Exercise prompt >> Write out all the entries word for word and omit any pictures.

++++++++++++++++++++

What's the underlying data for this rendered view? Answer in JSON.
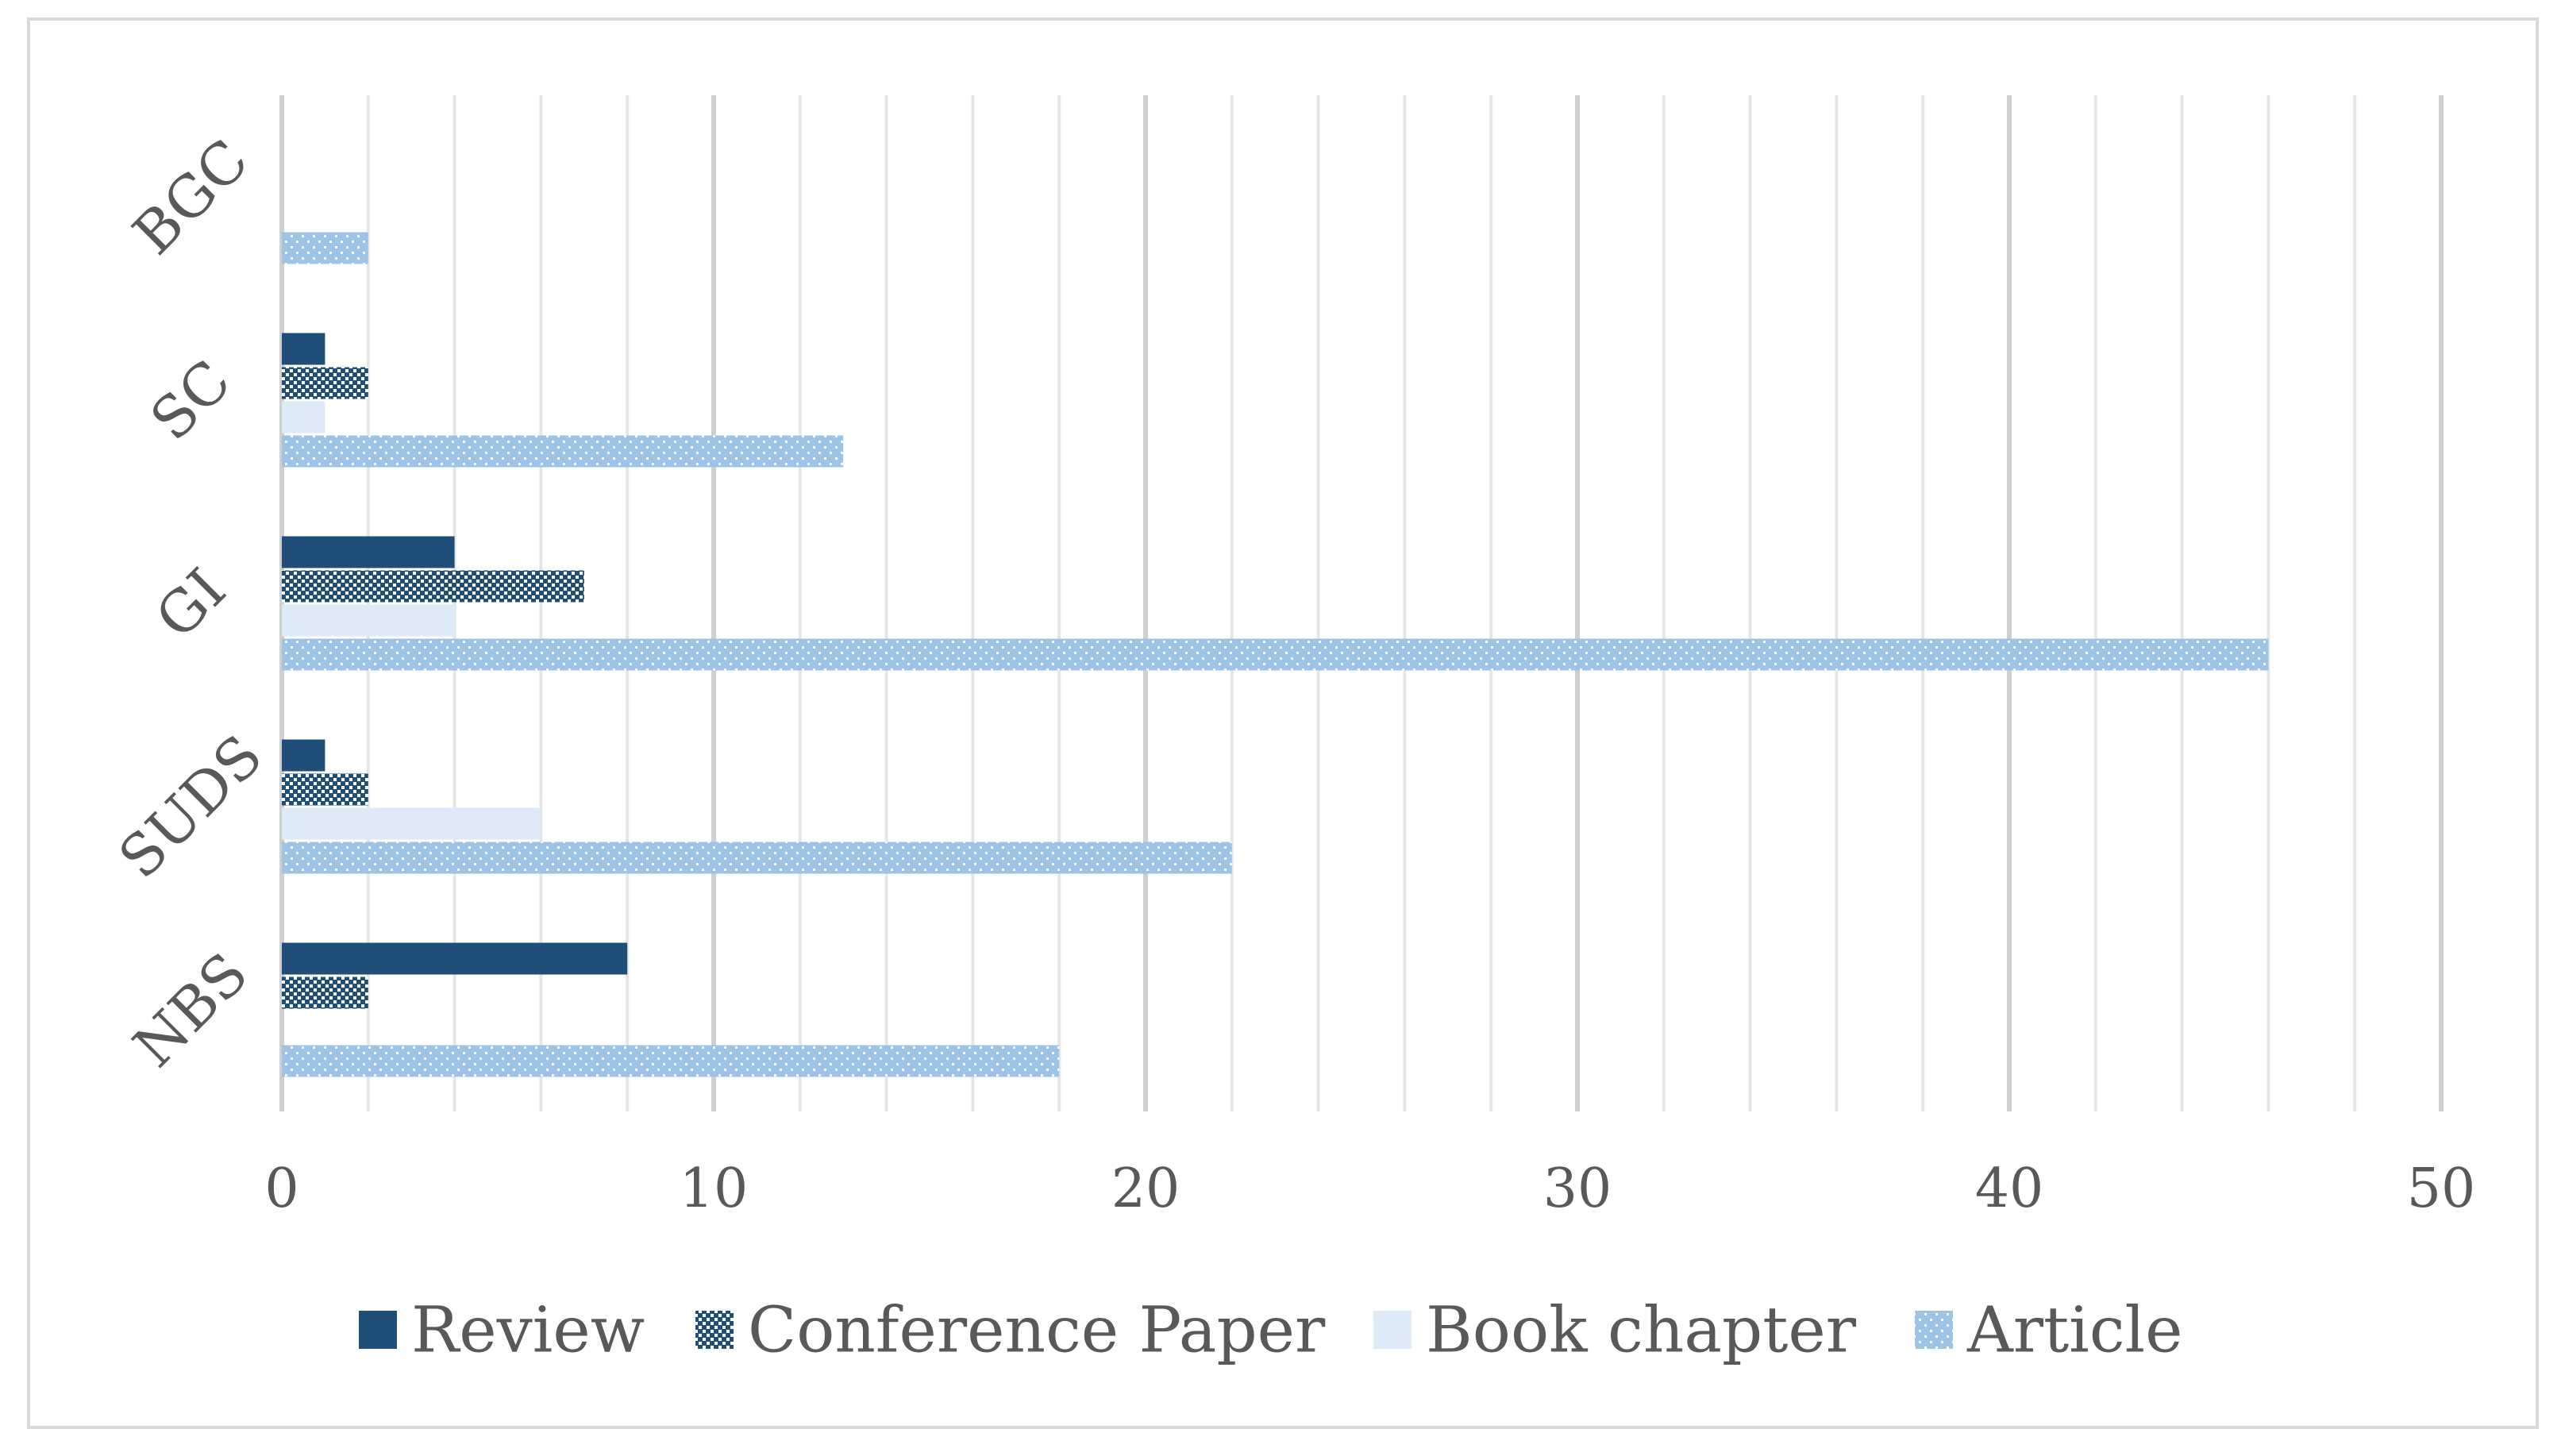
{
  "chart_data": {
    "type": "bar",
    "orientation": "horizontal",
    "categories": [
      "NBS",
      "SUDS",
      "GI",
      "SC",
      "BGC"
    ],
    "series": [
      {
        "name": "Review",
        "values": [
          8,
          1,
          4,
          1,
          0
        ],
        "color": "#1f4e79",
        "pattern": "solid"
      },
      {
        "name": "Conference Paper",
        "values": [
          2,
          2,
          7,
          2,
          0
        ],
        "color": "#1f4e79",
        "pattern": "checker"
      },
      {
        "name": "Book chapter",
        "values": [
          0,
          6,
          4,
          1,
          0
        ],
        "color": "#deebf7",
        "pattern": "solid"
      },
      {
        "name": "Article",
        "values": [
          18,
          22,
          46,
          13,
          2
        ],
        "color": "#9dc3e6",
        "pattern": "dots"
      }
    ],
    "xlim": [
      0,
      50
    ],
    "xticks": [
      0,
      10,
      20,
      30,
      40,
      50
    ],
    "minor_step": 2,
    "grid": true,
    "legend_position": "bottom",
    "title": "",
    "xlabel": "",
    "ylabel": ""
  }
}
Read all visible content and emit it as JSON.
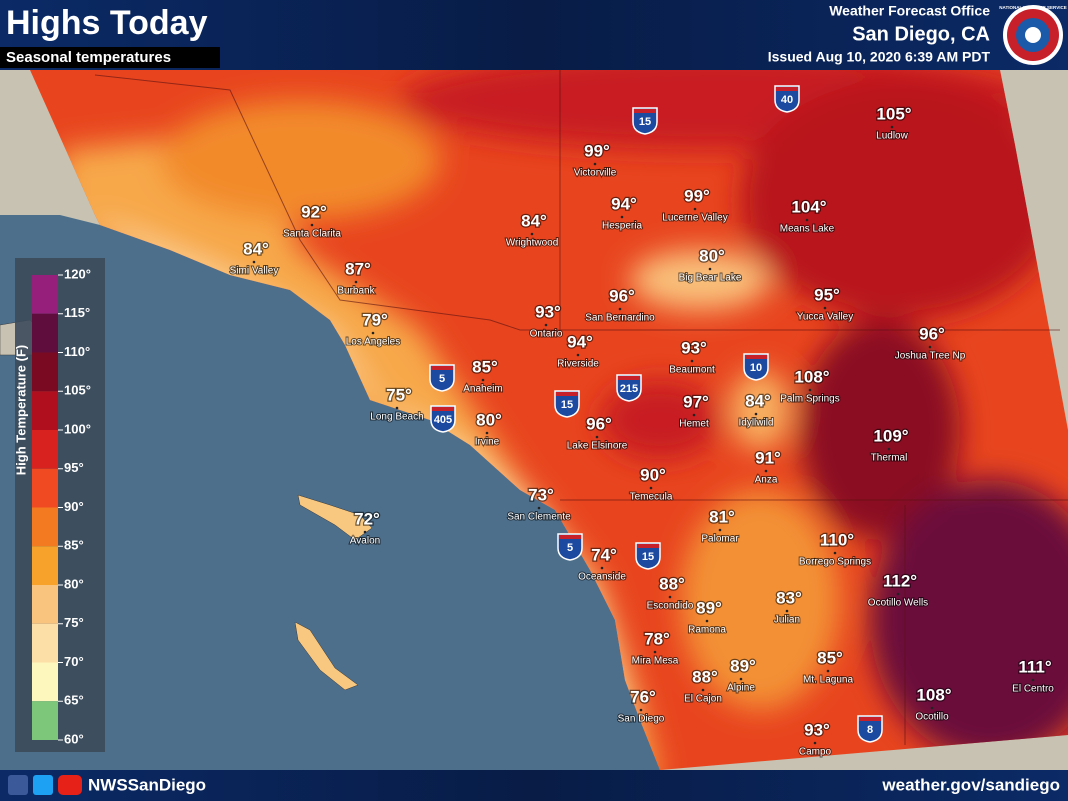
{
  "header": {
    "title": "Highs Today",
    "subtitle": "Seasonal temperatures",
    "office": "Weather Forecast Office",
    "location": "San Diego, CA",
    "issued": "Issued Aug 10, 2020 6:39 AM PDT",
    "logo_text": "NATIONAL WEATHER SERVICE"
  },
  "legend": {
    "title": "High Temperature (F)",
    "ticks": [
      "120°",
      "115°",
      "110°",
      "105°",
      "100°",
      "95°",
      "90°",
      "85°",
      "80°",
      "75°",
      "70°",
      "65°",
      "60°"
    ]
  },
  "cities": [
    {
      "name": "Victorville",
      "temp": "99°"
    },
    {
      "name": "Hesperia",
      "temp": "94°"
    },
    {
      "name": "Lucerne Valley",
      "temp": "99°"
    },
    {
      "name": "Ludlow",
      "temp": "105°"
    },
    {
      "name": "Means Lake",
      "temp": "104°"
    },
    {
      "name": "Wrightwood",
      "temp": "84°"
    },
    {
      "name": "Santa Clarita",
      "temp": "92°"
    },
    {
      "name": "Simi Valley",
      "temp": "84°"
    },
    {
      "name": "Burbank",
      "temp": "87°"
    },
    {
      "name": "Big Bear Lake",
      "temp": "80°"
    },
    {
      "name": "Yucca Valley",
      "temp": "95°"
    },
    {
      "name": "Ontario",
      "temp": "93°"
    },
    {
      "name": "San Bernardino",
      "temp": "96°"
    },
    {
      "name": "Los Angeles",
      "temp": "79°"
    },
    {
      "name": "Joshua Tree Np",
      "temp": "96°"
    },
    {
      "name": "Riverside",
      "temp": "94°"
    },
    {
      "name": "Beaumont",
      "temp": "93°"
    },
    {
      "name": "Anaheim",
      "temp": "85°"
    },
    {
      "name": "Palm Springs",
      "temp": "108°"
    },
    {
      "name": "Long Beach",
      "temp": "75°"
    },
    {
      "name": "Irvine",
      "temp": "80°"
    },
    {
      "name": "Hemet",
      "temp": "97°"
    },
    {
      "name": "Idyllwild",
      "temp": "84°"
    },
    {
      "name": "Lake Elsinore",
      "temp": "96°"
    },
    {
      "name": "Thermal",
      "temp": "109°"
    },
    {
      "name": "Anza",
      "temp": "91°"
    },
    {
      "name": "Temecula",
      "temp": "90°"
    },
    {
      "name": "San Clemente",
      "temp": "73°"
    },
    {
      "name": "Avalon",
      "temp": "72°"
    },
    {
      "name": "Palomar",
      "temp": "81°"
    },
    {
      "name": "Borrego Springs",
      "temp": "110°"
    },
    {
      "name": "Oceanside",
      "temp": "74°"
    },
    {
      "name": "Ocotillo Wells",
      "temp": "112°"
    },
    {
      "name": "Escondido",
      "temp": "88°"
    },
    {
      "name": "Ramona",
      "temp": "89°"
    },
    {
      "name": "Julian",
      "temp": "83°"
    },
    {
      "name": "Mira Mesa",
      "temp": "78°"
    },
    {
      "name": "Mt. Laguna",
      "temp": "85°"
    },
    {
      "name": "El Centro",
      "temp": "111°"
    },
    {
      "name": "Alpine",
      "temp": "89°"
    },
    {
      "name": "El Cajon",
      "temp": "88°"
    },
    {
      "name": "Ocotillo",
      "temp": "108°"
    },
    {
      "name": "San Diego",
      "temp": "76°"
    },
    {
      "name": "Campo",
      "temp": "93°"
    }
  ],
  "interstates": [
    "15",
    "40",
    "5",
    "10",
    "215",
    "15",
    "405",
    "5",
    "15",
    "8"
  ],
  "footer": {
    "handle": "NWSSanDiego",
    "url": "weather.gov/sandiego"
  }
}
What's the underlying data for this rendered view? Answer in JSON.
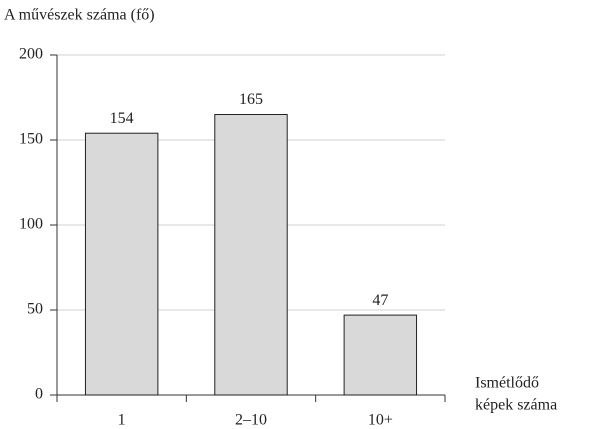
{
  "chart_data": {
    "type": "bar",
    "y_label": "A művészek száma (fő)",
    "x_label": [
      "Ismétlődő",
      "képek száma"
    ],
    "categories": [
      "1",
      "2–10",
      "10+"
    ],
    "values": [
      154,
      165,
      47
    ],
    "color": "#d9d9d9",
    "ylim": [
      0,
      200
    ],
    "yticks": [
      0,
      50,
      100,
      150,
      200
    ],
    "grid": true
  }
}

++++++++++++++++++++

Answer below >>
What's the underlying data for this rendered view? Answer in JSON.
{
  "chart_data": {
    "type": "bar",
    "orientation": "horizontal",
    "categories": [
      "NBS",
      "SUDS",
      "GI",
      "SC",
      "BGC"
    ],
    "series": [
      {
        "name": "Review",
        "values": [
          8,
          1,
          4,
          1,
          0
        ],
        "color": "#1f4e79",
        "pattern": "solid"
      },
      {
        "name": "Conference Paper",
        "values": [
          2,
          2,
          7,
          2,
          0
        ],
        "color": "#1f4e79",
        "pattern": "checker"
      },
      {
        "name": "Book chapter",
        "values": [
          0,
          6,
          4,
          1,
          0
        ],
        "color": "#deebf7",
        "pattern": "solid"
      },
      {
        "name": "Article",
        "values": [
          18,
          22,
          46,
          13,
          2
        ],
        "color": "#9dc3e6",
        "pattern": "dots"
      }
    ],
    "xlim": [
      0,
      50
    ],
    "xticks": [
      0,
      10,
      20,
      30,
      40,
      50
    ],
    "minor_step": 2,
    "grid": true,
    "legend_position": "bottom",
    "title": "",
    "xlabel": "",
    "ylabel": ""
  }
}
Read all visible content and emit it as JSON.
{
  "header": {
    "title": "Highs Today",
    "subtitle": "Seasonal temperatures",
    "office": "Weather Forecast Office",
    "location": "San Diego, CA",
    "issued": "Issued Aug 10, 2020 6:39 AM PDT",
    "logo_text": "NATIONAL WEATHER SERVICE"
  },
  "legend": {
    "title": "High Temperature (F)",
    "ticks": [
      "120°",
      "115°",
      "110°",
      "105°",
      "100°",
      "95°",
      "90°",
      "85°",
      "80°",
      "75°",
      "70°",
      "65°",
      "60°"
    ]
  },
  "cities": [
    {
      "name": "Victorville",
      "temp": "99°"
    },
    {
      "name": "Hesperia",
      "temp": "94°"
    },
    {
      "name": "Lucerne Valley",
      "temp": "99°"
    },
    {
      "name": "Ludlow",
      "temp": "105°"
    },
    {
      "name": "Means Lake",
      "temp": "104°"
    },
    {
      "name": "Wrightwood",
      "temp": "84°"
    },
    {
      "name": "Santa Clarita",
      "temp": "92°"
    },
    {
      "name": "Simi Valley",
      "temp": "84°"
    },
    {
      "name": "Burbank",
      "temp": "87°"
    },
    {
      "name": "Big Bear Lake",
      "temp": "80°"
    },
    {
      "name": "Yucca Valley",
      "temp": "95°"
    },
    {
      "name": "Ontario",
      "temp": "93°"
    },
    {
      "name": "San Bernardino",
      "temp": "96°"
    },
    {
      "name": "Los Angeles",
      "temp": "79°"
    },
    {
      "name": "Joshua Tree Np",
      "temp": "96°"
    },
    {
      "name": "Riverside",
      "temp": "94°"
    },
    {
      "name": "Beaumont",
      "temp": "93°"
    },
    {
      "name": "Anaheim",
      "temp": "85°"
    },
    {
      "name": "Palm Springs",
      "temp": "108°"
    },
    {
      "name": "Long Beach",
      "temp": "75°"
    },
    {
      "name": "Irvine",
      "temp": "80°"
    },
    {
      "name": "Hemet",
      "temp": "97°"
    },
    {
      "name": "Idyllwild",
      "temp": "84°"
    },
    {
      "name": "Lake Elsinore",
      "temp": "96°"
    },
    {
      "name": "Thermal",
      "temp": "109°"
    },
    {
      "name": "Anza",
      "temp": "91°"
    },
    {
      "name": "Temecula",
      "temp": "90°"
    },
    {
      "name": "San Clemente",
      "temp": "73°"
    },
    {
      "name": "Avalon",
      "temp": "72°"
    },
    {
      "name": "Palomar",
      "temp": "81°"
    },
    {
      "name": "Borrego Springs",
      "temp": "110°"
    },
    {
      "name": "Oceanside",
      "temp": "74°"
    },
    {
      "name": "Ocotillo Wells",
      "temp": "112°"
    },
    {
      "name": "Escondido",
      "temp": "88°"
    },
    {
      "name": "Ramona",
      "temp": "89°"
    },
    {
      "name": "Julian",
      "temp": "83°"
    },
    {
      "name": "Mira Mesa",
      "temp": "78°"
    },
    {
      "name": "Mt. Laguna",
      "temp": "85°"
    },
    {
      "name": "El Centro",
      "temp": "111°"
    },
    {
      "name": "Alpine",
      "temp": "89°"
    },
    {
      "name": "El Cajon",
      "temp": "88°"
    },
    {
      "name": "Ocotillo",
      "temp": "108°"
    },
    {
      "name": "San Diego",
      "temp": "76°"
    },
    {
      "name": "Campo",
      "temp": "93°"
    }
  ],
  "interstates": [
    "15",
    "40",
    "5",
    "10",
    "215",
    "15",
    "405",
    "5",
    "15",
    "8"
  ],
  "footer": {
    "handle": "NWSSanDiego",
    "url": "weather.gov/sandiego"
  }
}
What's the underlying data for this rendered view? Answer in JSON.
{
  "chart_data": {
    "type": "bar",
    "y_label": "A művészek száma (fő)",
    "x_label": [
      "Ismétlődő",
      "képek száma"
    ],
    "categories": [
      "1",
      "2–10",
      "10+"
    ],
    "values": [
      154,
      165,
      47
    ],
    "color": "#d9d9d9",
    "ylim": [
      0,
      200
    ],
    "yticks": [
      0,
      50,
      100,
      150,
      200
    ],
    "grid": true
  }
}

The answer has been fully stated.